Stated exercise
Extract the records below word for word and ignore the images.

### Rows

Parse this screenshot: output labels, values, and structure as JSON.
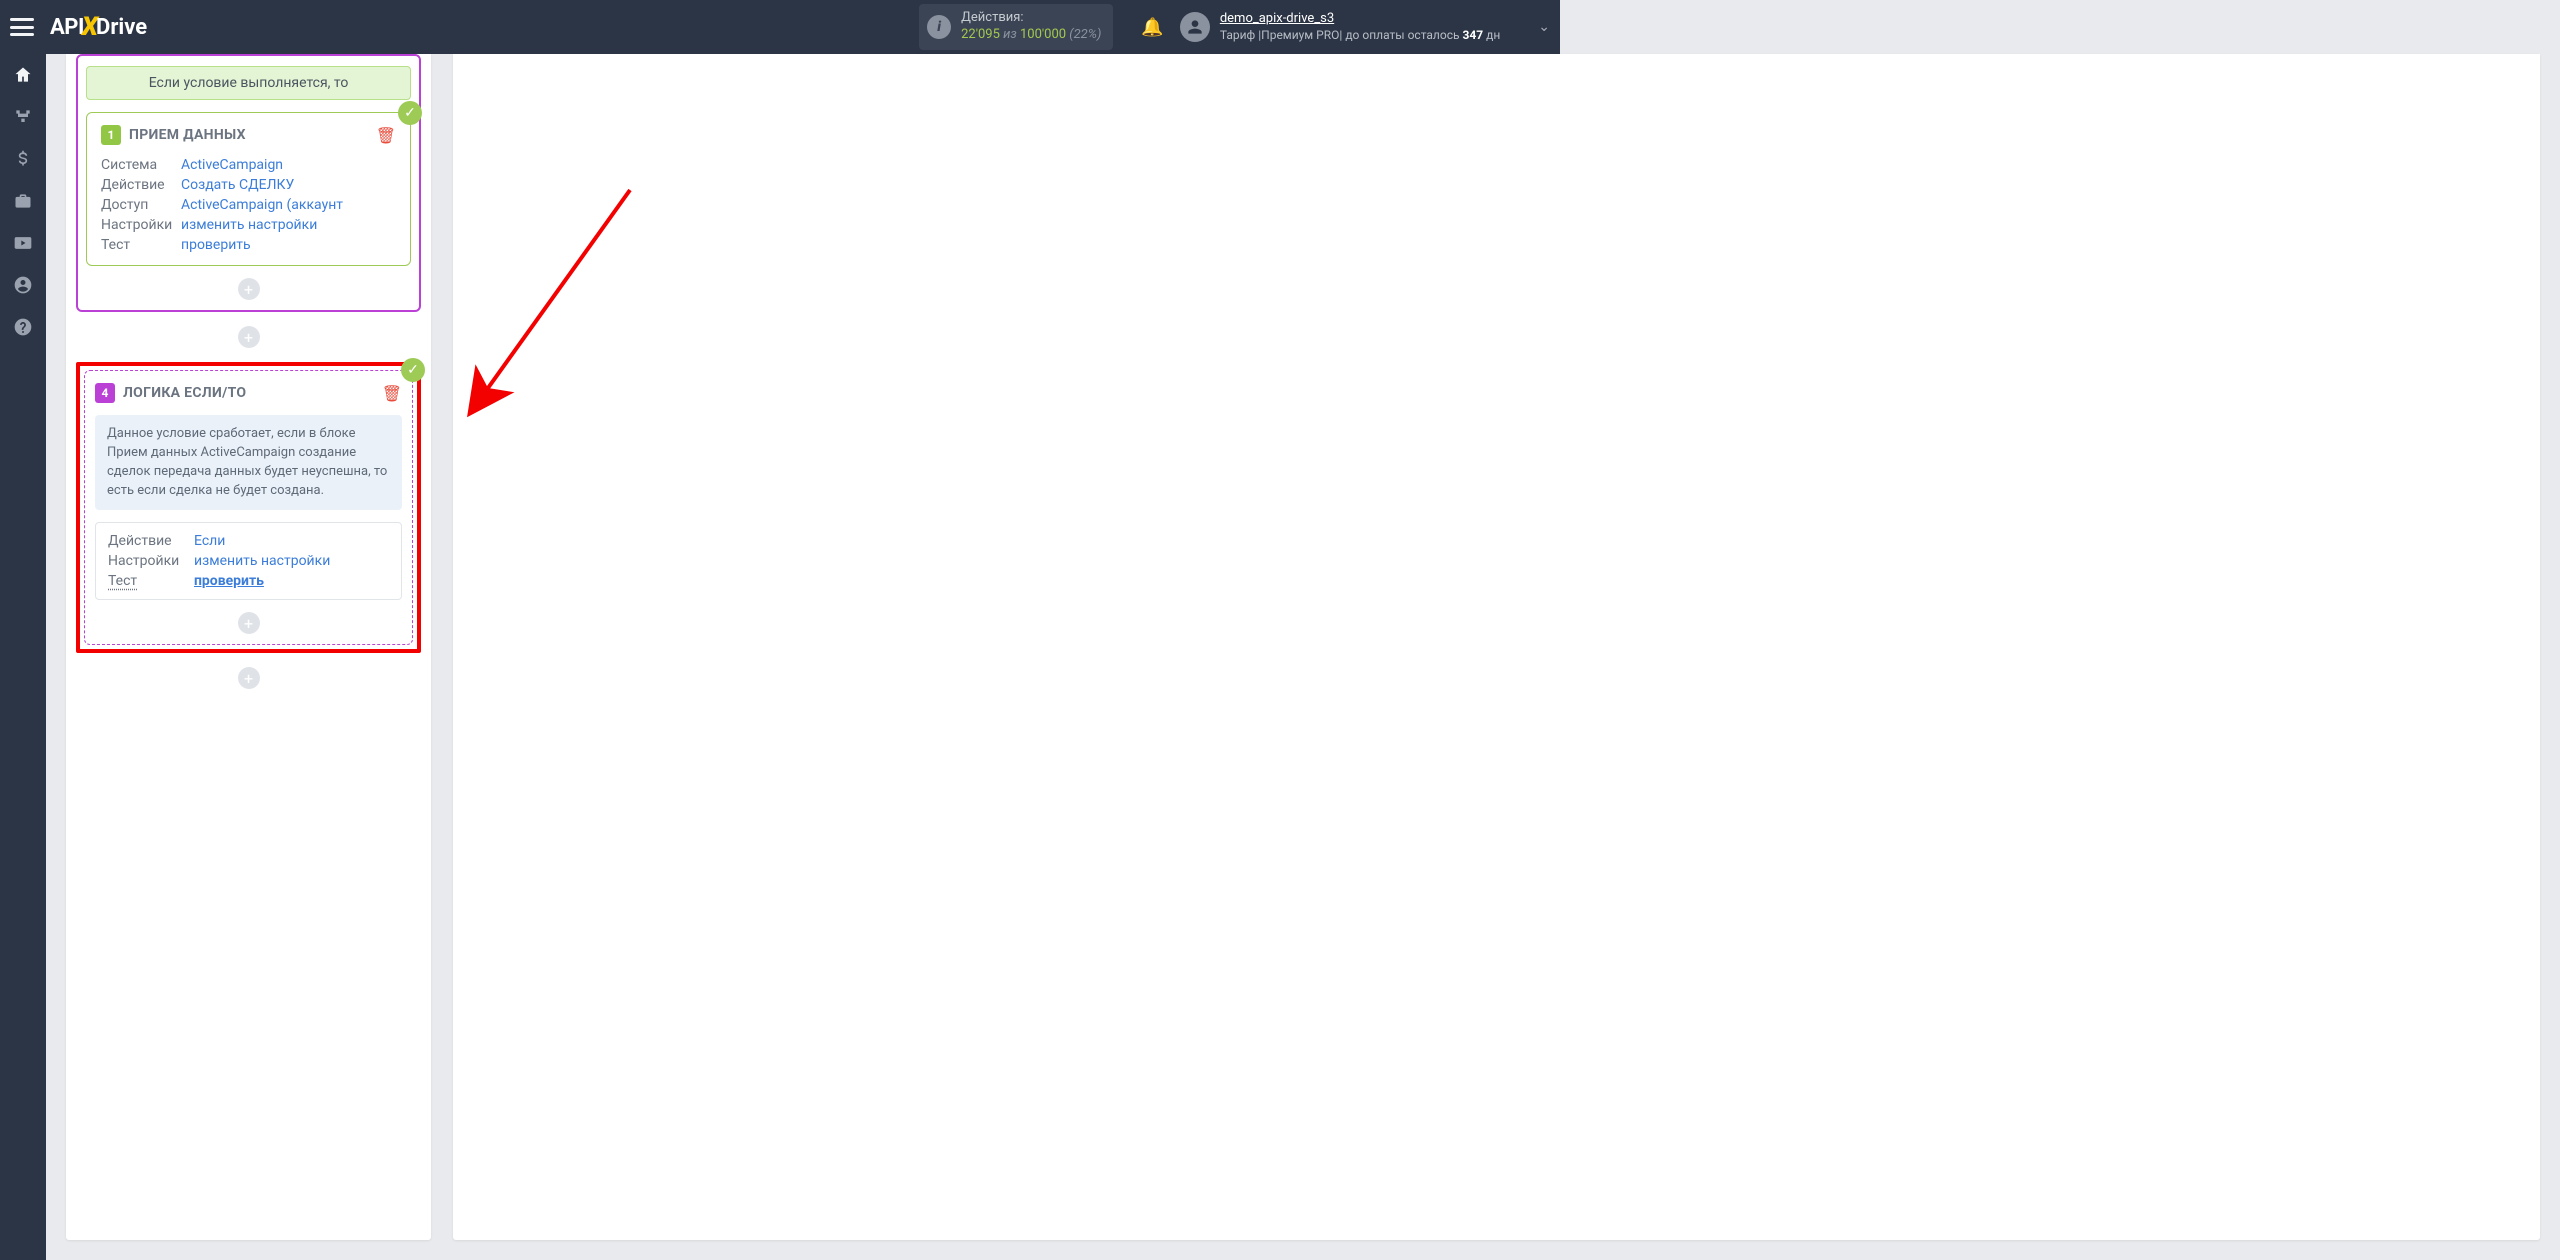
{
  "brand": {
    "p1": "API",
    "p2": "X",
    "p3": "Drive"
  },
  "header": {
    "actions_label": "Действия:",
    "actions_used": "22'095",
    "actions_of": " из ",
    "actions_total": "100'000",
    "actions_pct": " (22%)",
    "user_login": "demo_apix-drive_s3",
    "plan_prefix": "Тариф |",
    "plan_name": "Премиум PRO",
    "plan_mid": "| до оплаты осталось ",
    "plan_days": "347",
    "plan_suffix": " дн"
  },
  "block1": {
    "cond_label": "Если условие выполняется, то",
    "num": "1",
    "title": "ПРИЕМ ДАННЫХ",
    "rows": {
      "system_k": "Система",
      "system_v": "ActiveCampaign",
      "action_k": "Действие",
      "action_v": "Создать СДЕЛКУ",
      "access_k": "Доступ",
      "access_v": "ActiveCampaign (аккаунт",
      "settings_k": "Настройки",
      "settings_v": "изменить настройки",
      "test_k": "Тест",
      "test_v": "проверить"
    }
  },
  "block4": {
    "num": "4",
    "title": "ЛОГИКА ЕСЛИ/ТО",
    "desc": "Данное условие сработает, если в блоке Прием данных ActiveCampaign создание сделок передача данных будет неуспешна, то есть если сделка не будет создана.",
    "rows": {
      "action_k": "Действие",
      "action_v": "Если",
      "settings_k": "Настройки",
      "settings_v": "изменить настройки",
      "test_k": "Тест",
      "test_v": "проверить"
    }
  }
}
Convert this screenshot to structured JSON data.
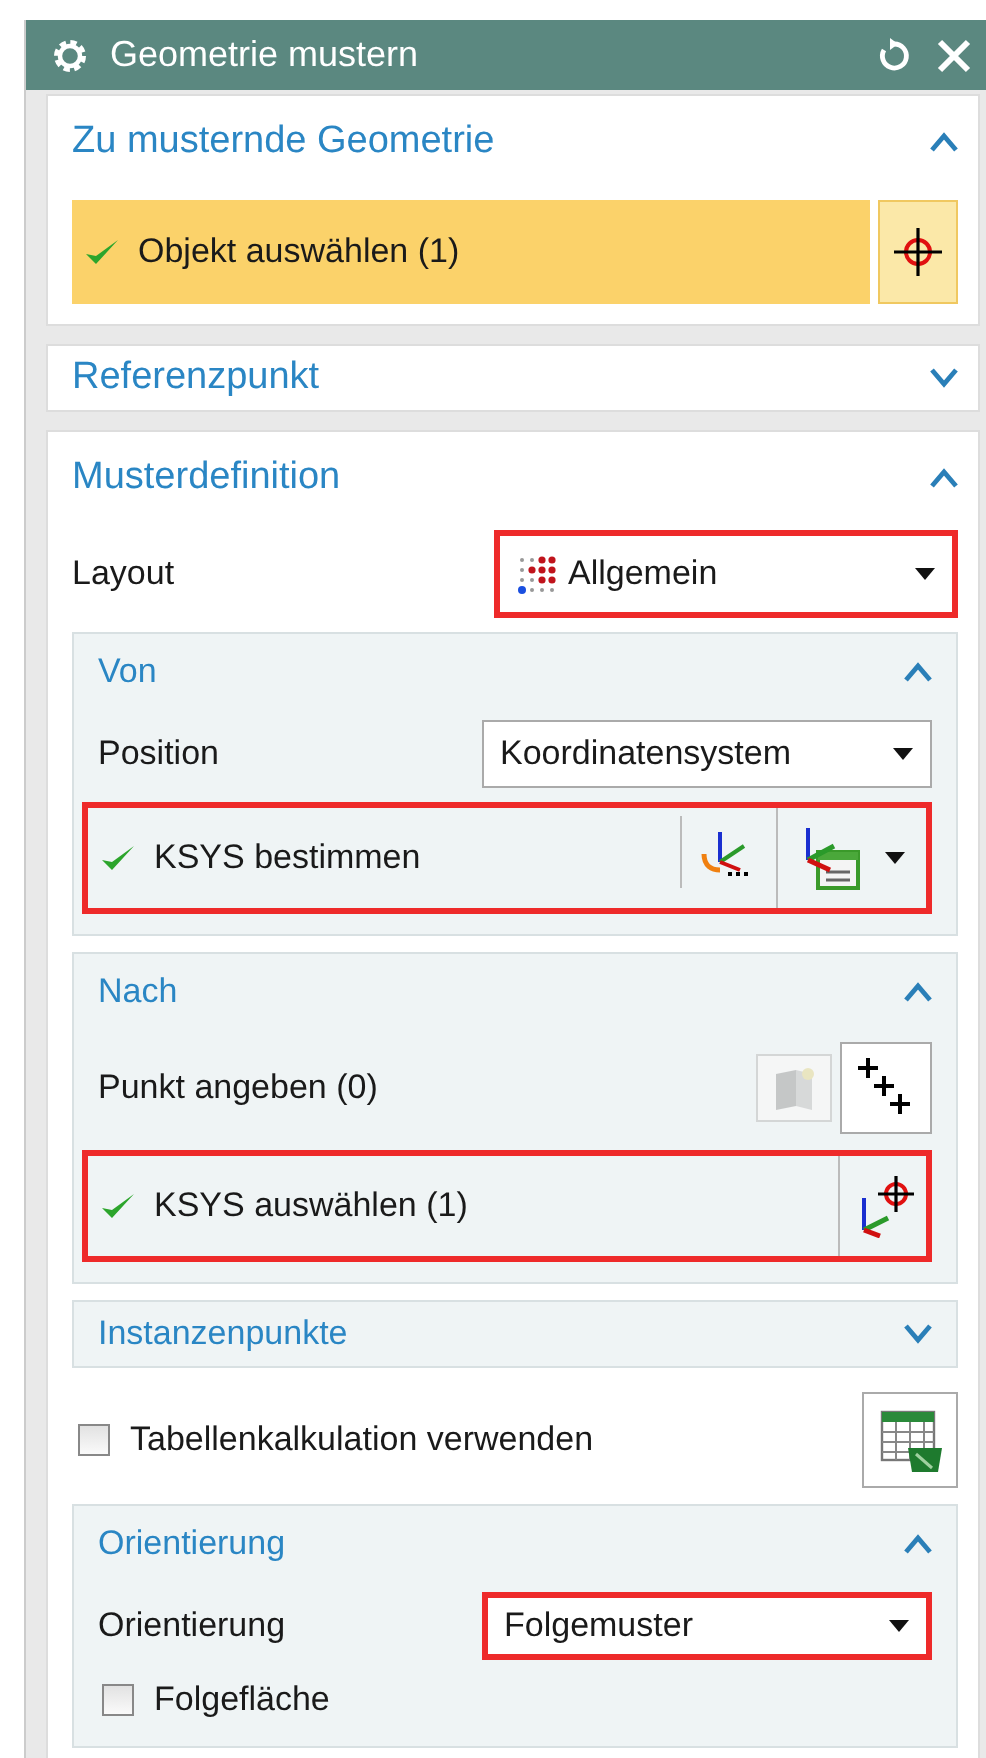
{
  "window": {
    "title": "Geometrie mustern"
  },
  "sections": [
    {
      "title": "Zu musternde Geometrie",
      "expanded": true,
      "items": [
        {
          "kind": "selection",
          "label": "Objekt auswählen (1)",
          "done": true,
          "active": true,
          "highlighted": false,
          "buttons": [
            {
              "kind": "crosshair",
              "disabled": false,
              "menu": false
            }
          ]
        }
      ]
    },
    {
      "title": "Referenzpunkt",
      "expanded": false
    },
    {
      "title": "Musterdefinition",
      "expanded": true,
      "items": [
        {
          "kind": "dropdown",
          "label": "Layout",
          "value": "Allgemein",
          "icon": true,
          "highlighted": true
        },
        {
          "kind": "group",
          "title": "Von",
          "expanded": true,
          "items": [
            {
              "kind": "dropdown",
              "label": "Position",
              "value": "Koordinatensystem",
              "icon": false,
              "highlighted": false
            },
            {
              "kind": "selection",
              "label": "KSYS bestimmen",
              "done": true,
              "active": false,
              "highlighted": true,
              "buttons": [
                {
                  "kind": "csys-dots",
                  "disabled": false,
                  "menu": false
                },
                {
                  "kind": "csys-dialog",
                  "disabled": false,
                  "menu": true
                }
              ]
            }
          ]
        },
        {
          "kind": "group",
          "title": "Nach",
          "expanded": true,
          "items": [
            {
              "kind": "label",
              "label": "Punkt angeben (0)",
              "buttons": [
                {
                  "kind": "point-dialog",
                  "disabled": true,
                  "menu": false
                },
                {
                  "kind": "points",
                  "disabled": false,
                  "menu": false
                }
              ]
            },
            {
              "kind": "selection",
              "label": "KSYS auswählen (1)",
              "done": true,
              "active": false,
              "highlighted": true,
              "buttons": [
                {
                  "kind": "csys-crosshair",
                  "disabled": false,
                  "menu": false
                }
              ]
            }
          ]
        },
        {
          "kind": "group",
          "title": "Instanzenpunkte",
          "expanded": false
        },
        {
          "kind": "checkbox",
          "label": "Tabellenkalkulation verwenden",
          "checked": false,
          "buttons": [
            {
              "kind": "spreadsheet",
              "disabled": false,
              "menu": false
            }
          ]
        },
        {
          "kind": "group",
          "title": "Orientierung",
          "expanded": true,
          "items": [
            {
              "kind": "dropdown",
              "label": "Orientierung",
              "value": "Folgemuster",
              "icon": false,
              "highlighted": true
            },
            {
              "kind": "checkbox",
              "label": "Folgefläche",
              "checked": false
            }
          ]
        }
      ]
    }
  ]
}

######

Answer to the task
Parse this screenshot: output labels, values, and structure as JSON.
{
  "brand": {
    "p1": "API",
    "p2": "X",
    "p3": "Drive"
  },
  "header": {
    "actions_label": "Действия:",
    "actions_used": "22'095",
    "actions_of": " из ",
    "actions_total": "100'000",
    "actions_pct": " (22%)",
    "user_login": "demo_apix-drive_s3",
    "plan_prefix": "Тариф |",
    "plan_name": "Премиум PRO",
    "plan_mid": "| до оплаты осталось ",
    "plan_days": "347",
    "plan_suffix": " дн"
  },
  "block1": {
    "cond_label": "Если условие выполняется, то",
    "num": "1",
    "title": "ПРИЕМ ДАННЫХ",
    "rows": {
      "system_k": "Система",
      "system_v": "ActiveCampaign",
      "action_k": "Действие",
      "action_v": "Создать СДЕЛКУ",
      "access_k": "Доступ",
      "access_v": "ActiveCampaign (аккаунт",
      "settings_k": "Настройки",
      "settings_v": "изменить настройки",
      "test_k": "Тест",
      "test_v": "проверить"
    }
  },
  "block4": {
    "num": "4",
    "title": "ЛОГИКА ЕСЛИ/ТО",
    "desc": "Данное условие сработает, если в блоке Прием данных ActiveCampaign создание сделок передача данных будет неуспешна, то есть если сделка не будет создана.",
    "rows": {
      "action_k": "Действие",
      "action_v": "Если",
      "settings_k": "Настройки",
      "settings_v": "изменить настройки",
      "test_k": "Тест",
      "test_v": "проверить"
    }
  }
}
Convert this screenshot to structured JSON data.
{
  "window": {
    "title": "Geometrie mustern"
  },
  "sections": [
    {
      "title": "Zu musternde Geometrie",
      "expanded": true,
      "items": [
        {
          "kind": "selection",
          "label": "Objekt auswählen (1)",
          "done": true,
          "active": true,
          "highlighted": false,
          "buttons": [
            {
              "kind": "crosshair",
              "disabled": false,
              "menu": false
            }
          ]
        }
      ]
    },
    {
      "title": "Referenzpunkt",
      "expanded": false
    },
    {
      "title": "Musterdefinition",
      "expanded": true,
      "items": [
        {
          "kind": "dropdown",
          "label": "Layout",
          "value": "Allgemein",
          "icon": true,
          "highlighted": true
        },
        {
          "kind": "group",
          "title": "Von",
          "expanded": true,
          "items": [
            {
              "kind": "dropdown",
              "label": "Position",
              "value": "Koordinatensystem",
              "icon": false,
              "highlighted": false
            },
            {
              "kind": "selection",
              "label": "KSYS bestimmen",
              "done": true,
              "active": false,
              "highlighted": true,
              "buttons": [
                {
                  "kind": "csys-dots",
                  "disabled": false,
                  "menu": false
                },
                {
                  "kind": "csys-dialog",
                  "disabled": false,
                  "menu": true
                }
              ]
            }
          ]
        },
        {
          "kind": "group",
          "title": "Nach",
          "expanded": true,
          "items": [
            {
              "kind": "label",
              "label": "Punkt angeben (0)",
              "buttons": [
                {
                  "kind": "point-dialog",
                  "disabled": true,
                  "menu": false
                },
                {
                  "kind": "points",
                  "disabled": false,
                  "menu": false
                }
              ]
            },
            {
              "kind": "selection",
              "label": "KSYS auswählen (1)",
              "done": true,
              "active": false,
              "highlighted": true,
              "buttons": [
                {
                  "kind": "csys-crosshair",
                  "disabled": false,
                  "menu": false
                }
              ]
            }
          ]
        },
        {
          "kind": "group",
          "title": "Instanzenpunkte",
          "expanded": false
        },
        {
          "kind": "checkbox",
          "label": "Tabellenkalkulation verwenden",
          "checked": false,
          "buttons": [
            {
              "kind": "spreadsheet",
              "disabled": false,
              "menu": false
            }
          ]
        },
        {
          "kind": "group",
          "title": "Orientierung",
          "expanded": true,
          "items": [
            {
              "kind": "dropdown",
              "label": "Orientierung",
              "value": "Folgemuster",
              "icon": false,
              "highlighted": true
            },
            {
              "kind": "checkbox",
              "label": "Folgefläche",
              "checked": false
            }
          ]
        }
      ]
    }
  ]
}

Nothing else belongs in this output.